#### [What you are asked to do]
Repeat the material below word for word and leave out all pictures.

#### [Input for this task]
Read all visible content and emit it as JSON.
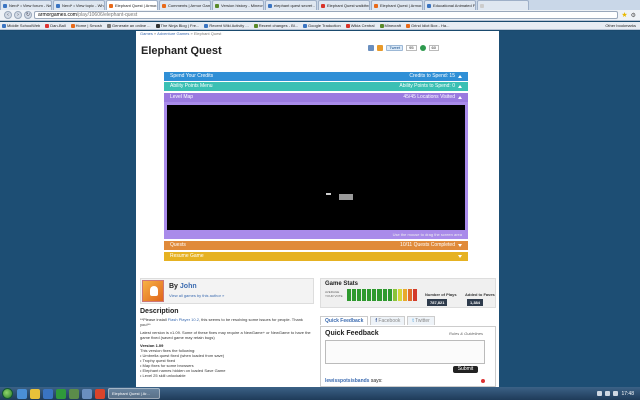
{
  "browser": {
    "tabs": [
      {
        "label": "Nerd* • View forum - Ne...",
        "color": "#3a74c2",
        "active": false
      },
      {
        "label": "Nerd* • View topic - Wh...",
        "color": "#3a74c2",
        "active": false
      },
      {
        "label": "Elephant Quest | Armor...",
        "color": "#e86a1a",
        "active": true
      },
      {
        "label": "Comments | Armor Gam...",
        "color": "#e86a1a",
        "active": false
      },
      {
        "label": "Version history - Minecr...",
        "color": "#5a8a2a",
        "active": false
      },
      {
        "label": "elephant quest secret - R...",
        "color": "#3a74c2",
        "active": false
      },
      {
        "label": "Elephant Quest walkthro...",
        "color": "#d8332a",
        "active": false
      },
      {
        "label": "Elephant Quest | Armor...",
        "color": "#e86a1a",
        "active": false
      },
      {
        "label": "Educational Animated Fi...",
        "color": "#3a74c2",
        "active": false
      },
      {
        "label": "",
        "color": "#cccccc",
        "active": false
      }
    ],
    "url_host": "armorgames.com",
    "url_path": "/play/10606/elephant-quest",
    "bookmarks": [
      {
        "label": "Middle SchoolWeb",
        "color": "#3a74c2"
      },
      {
        "label": "Dan-Ball",
        "color": "#d33"
      },
      {
        "label": "Home | Smosh",
        "color": "#e86a1a"
      },
      {
        "label": "Generate an online ...",
        "color": "#777"
      },
      {
        "label": "The Ninja Blog | Fre...",
        "color": "#333"
      },
      {
        "label": "Recent Wiki Activity ...",
        "color": "#3a74c2"
      },
      {
        "label": "Recent changes - Bl...",
        "color": "#5a8a2a"
      },
      {
        "label": "Google Traduction",
        "color": "#3a74c2"
      },
      {
        "label": "Wikia Central",
        "color": "#d8332a"
      },
      {
        "label": "Minecraft",
        "color": "#5a8a2a"
      },
      {
        "label": "Grind Idiot Box - Ha...",
        "color": "#e86a1a"
      }
    ],
    "other_bookmarks": "Other bookmarks"
  },
  "page": {
    "breadcrumb": {
      "games": "Games",
      "adventure": "Adventure Games",
      "current": "Elephant Quest"
    },
    "title": "Elephant Quest",
    "share": {
      "tweet": "Tweet",
      "tweet_count": "95",
      "like_count": "60"
    },
    "game": {
      "credits": {
        "label": "Spend Your Credits",
        "right": "Credits to Spend: 15"
      },
      "ability": {
        "label": "Ability Points Menu",
        "right": "Ability Points to Spend: 0"
      },
      "level": {
        "label": "Level Map",
        "right": "45/45 Locations Visited"
      },
      "map_hint": "Use the mouse to drag the screen area",
      "quests": {
        "label": "Quests",
        "right": "10/11 Quests Completed"
      },
      "resume": {
        "label": "Resume Game"
      }
    },
    "author": {
      "by": "By",
      "name": "John",
      "link": "View all games by this author »"
    },
    "description": {
      "heading": "Description",
      "p1_pre": "**Please install ",
      "p1_link": "Flash Player 10.2",
      "p1_post": ", this seems to be resolving some issues for people. Thank you!**",
      "p2": "Latest version is v1.09. Some of these fixes may require a NewGame+ or NewGame to have the game fixed (saved game may retain bugs)",
      "version": "Version 1.09",
      "fixes_intro": "This version fixes the following:",
      "fixes": [
        "• Umbrella quest fixed (when loaded from save)",
        "• Trophy quest fixed",
        "• Map fixes for some browsers",
        "• Elephant names hidden on loaded Save Game",
        "• Level 25 skill unlockable"
      ]
    },
    "stats": {
      "heading": "Game Stats",
      "rate_top": "AVERAGE",
      "rate_bottom": "YOUR VOTE",
      "plays_label": "Number of Plays",
      "plays_value": "787,821",
      "faves_label": "Added to Faves",
      "faves_value": "1,384",
      "rating_colors": [
        "#2e9a2e",
        "#2e9a2e",
        "#2e9a2e",
        "#2e9a2e",
        "#2e9a2e",
        "#2e9a2e",
        "#2e9a2e",
        "#2e9a2e",
        "#2e9a2e",
        "#8ac43a",
        "#d6d63a",
        "#e8a92a",
        "#e06a2a",
        "#d33a2a"
      ]
    },
    "feedback": {
      "tab_quick": "Quick Feedback",
      "tab_facebook": "Facebook",
      "tab_twitter": "Twitter",
      "heading": "Quick Feedback",
      "rules": "Rules & Guidelines",
      "submit": "Submit",
      "user": "lewisspotsisbands",
      "says": "says:"
    }
  },
  "taskbar": {
    "task_label": "Elephant Quest | Ar...",
    "clock": "17:48"
  }
}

#### [Worked solution]
Read all visible content and emit it as JSON.
{
  "browser": {
    "tabs": [
      {
        "label": "Nerd* • View forum - Ne...",
        "color": "#3a74c2",
        "active": false
      },
      {
        "label": "Nerd* • View topic - Wh...",
        "color": "#3a74c2",
        "active": false
      },
      {
        "label": "Elephant Quest | Armor...",
        "color": "#e86a1a",
        "active": true
      },
      {
        "label": "Comments | Armor Gam...",
        "color": "#e86a1a",
        "active": false
      },
      {
        "label": "Version history - Minecr...",
        "color": "#5a8a2a",
        "active": false
      },
      {
        "label": "elephant quest secret - R...",
        "color": "#3a74c2",
        "active": false
      },
      {
        "label": "Elephant Quest walkthro...",
        "color": "#d8332a",
        "active": false
      },
      {
        "label": "Elephant Quest | Armor...",
        "color": "#e86a1a",
        "active": false
      },
      {
        "label": "Educational Animated Fi...",
        "color": "#3a74c2",
        "active": false
      },
      {
        "label": "",
        "color": "#cccccc",
        "active": false
      }
    ],
    "url_host": "armorgames.com",
    "url_path": "/play/10606/elephant-quest",
    "bookmarks": [
      {
        "label": "Middle SchoolWeb",
        "color": "#3a74c2"
      },
      {
        "label": "Dan-Ball",
        "color": "#d33"
      },
      {
        "label": "Home | Smosh",
        "color": "#e86a1a"
      },
      {
        "label": "Generate an online ...",
        "color": "#777"
      },
      {
        "label": "The Ninja Blog | Fre...",
        "color": "#333"
      },
      {
        "label": "Recent Wiki Activity ...",
        "color": "#3a74c2"
      },
      {
        "label": "Recent changes - Bl...",
        "color": "#5a8a2a"
      },
      {
        "label": "Google Traduction",
        "color": "#3a74c2"
      },
      {
        "label": "Wikia Central",
        "color": "#d8332a"
      },
      {
        "label": "Minecraft",
        "color": "#5a8a2a"
      },
      {
        "label": "Grind Idiot Box - Ha...",
        "color": "#e86a1a"
      }
    ],
    "other_bookmarks": "Other bookmarks"
  },
  "page": {
    "breadcrumb": {
      "games": "Games",
      "adventure": "Adventure Games",
      "current": "Elephant Quest"
    },
    "title": "Elephant Quest",
    "share": {
      "tweet": "Tweet",
      "tweet_count": "95",
      "like_count": "60"
    },
    "game": {
      "credits": {
        "label": "Spend Your Credits",
        "right": "Credits to Spend: 15"
      },
      "ability": {
        "label": "Ability Points Menu",
        "right": "Ability Points to Spend: 0"
      },
      "level": {
        "label": "Level Map",
        "right": "45/45 Locations Visited"
      },
      "map_hint": "Use the mouse to drag the screen area",
      "quests": {
        "label": "Quests",
        "right": "10/11 Quests Completed"
      },
      "resume": {
        "label": "Resume Game"
      }
    },
    "author": {
      "by": "By",
      "name": "John",
      "link": "View all games by this author »"
    },
    "description": {
      "heading": "Description",
      "p1_pre": "**Please install ",
      "p1_link": "Flash Player 10.2",
      "p1_post": ", this seems to be resolving some issues for people. Thank you!**",
      "p2": "Latest version is v1.09. Some of these fixes may require a NewGame+ or NewGame to have the game fixed (saved game may retain bugs)",
      "version": "Version 1.09",
      "fixes_intro": "This version fixes the following:",
      "fixes": [
        "• Umbrella quest fixed (when loaded from save)",
        "• Trophy quest fixed",
        "• Map fixes for some browsers",
        "• Elephant names hidden on loaded Save Game",
        "• Level 25 skill unlockable"
      ]
    },
    "stats": {
      "heading": "Game Stats",
      "rate_top": "AVERAGE",
      "rate_bottom": "YOUR VOTE",
      "plays_label": "Number of Plays",
      "plays_value": "787,821",
      "faves_label": "Added to Faves",
      "faves_value": "1,384",
      "rating_colors": [
        "#2e9a2e",
        "#2e9a2e",
        "#2e9a2e",
        "#2e9a2e",
        "#2e9a2e",
        "#2e9a2e",
        "#2e9a2e",
        "#2e9a2e",
        "#2e9a2e",
        "#8ac43a",
        "#d6d63a",
        "#e8a92a",
        "#e06a2a",
        "#d33a2a"
      ]
    },
    "feedback": {
      "tab_quick": "Quick Feedback",
      "tab_facebook": "Facebook",
      "tab_twitter": "Twitter",
      "heading": "Quick Feedback",
      "rules": "Rules & Guidelines",
      "submit": "Submit",
      "user": "lewisspotsisbands",
      "says": "says:"
    }
  },
  "taskbar": {
    "task_label": "Elephant Quest | Ar...",
    "clock": "17:48"
  }
}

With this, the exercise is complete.